**WORK TO BE COMPLETED:** Reproduce the listing verbatim.

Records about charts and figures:
::::::::::

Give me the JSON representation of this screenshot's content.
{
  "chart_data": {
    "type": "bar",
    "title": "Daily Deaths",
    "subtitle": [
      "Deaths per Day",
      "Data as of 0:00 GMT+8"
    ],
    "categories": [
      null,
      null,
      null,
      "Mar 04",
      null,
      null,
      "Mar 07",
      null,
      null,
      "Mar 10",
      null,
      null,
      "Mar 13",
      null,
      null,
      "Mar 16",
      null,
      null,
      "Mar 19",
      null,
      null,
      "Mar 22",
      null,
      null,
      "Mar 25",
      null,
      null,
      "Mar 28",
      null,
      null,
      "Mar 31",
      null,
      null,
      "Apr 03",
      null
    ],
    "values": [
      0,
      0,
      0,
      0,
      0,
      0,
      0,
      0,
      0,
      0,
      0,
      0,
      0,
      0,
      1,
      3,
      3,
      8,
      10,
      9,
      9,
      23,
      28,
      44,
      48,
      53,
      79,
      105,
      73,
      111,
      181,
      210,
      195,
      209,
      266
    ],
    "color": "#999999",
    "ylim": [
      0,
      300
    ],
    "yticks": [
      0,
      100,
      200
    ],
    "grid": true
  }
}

::::::::::

**REPLY TO THE TASK:**
Give me the JSON representation of this screenshot's content.
{
  "chart_data": {
    "type": "bar",
    "title": "Daily Deaths",
    "subtitle": [
      "Deaths per Day",
      "Data as of 0:00 GMT+8"
    ],
    "categories": [
      null,
      null,
      null,
      "Mar 04",
      null,
      null,
      "Mar 07",
      null,
      null,
      "Mar 10",
      null,
      null,
      "Mar 13",
      null,
      null,
      "Mar 16",
      null,
      null,
      "Mar 19",
      null,
      null,
      "Mar 22",
      null,
      null,
      "Mar 25",
      null,
      null,
      "Mar 28",
      null,
      null,
      "Mar 31",
      null,
      null,
      "Apr 03",
      null
    ],
    "values": [
      0,
      0,
      0,
      0,
      0,
      0,
      0,
      0,
      0,
      0,
      0,
      0,
      0,
      0,
      1,
      3,
      3,
      8,
      10,
      9,
      9,
      23,
      28,
      44,
      48,
      53,
      79,
      105,
      73,
      111,
      181,
      210,
      195,
      209,
      266
    ],
    "color": "#999999",
    "ylim": [
      0,
      300
    ],
    "yticks": [
      0,
      100,
      200
    ],
    "grid": true
  }
}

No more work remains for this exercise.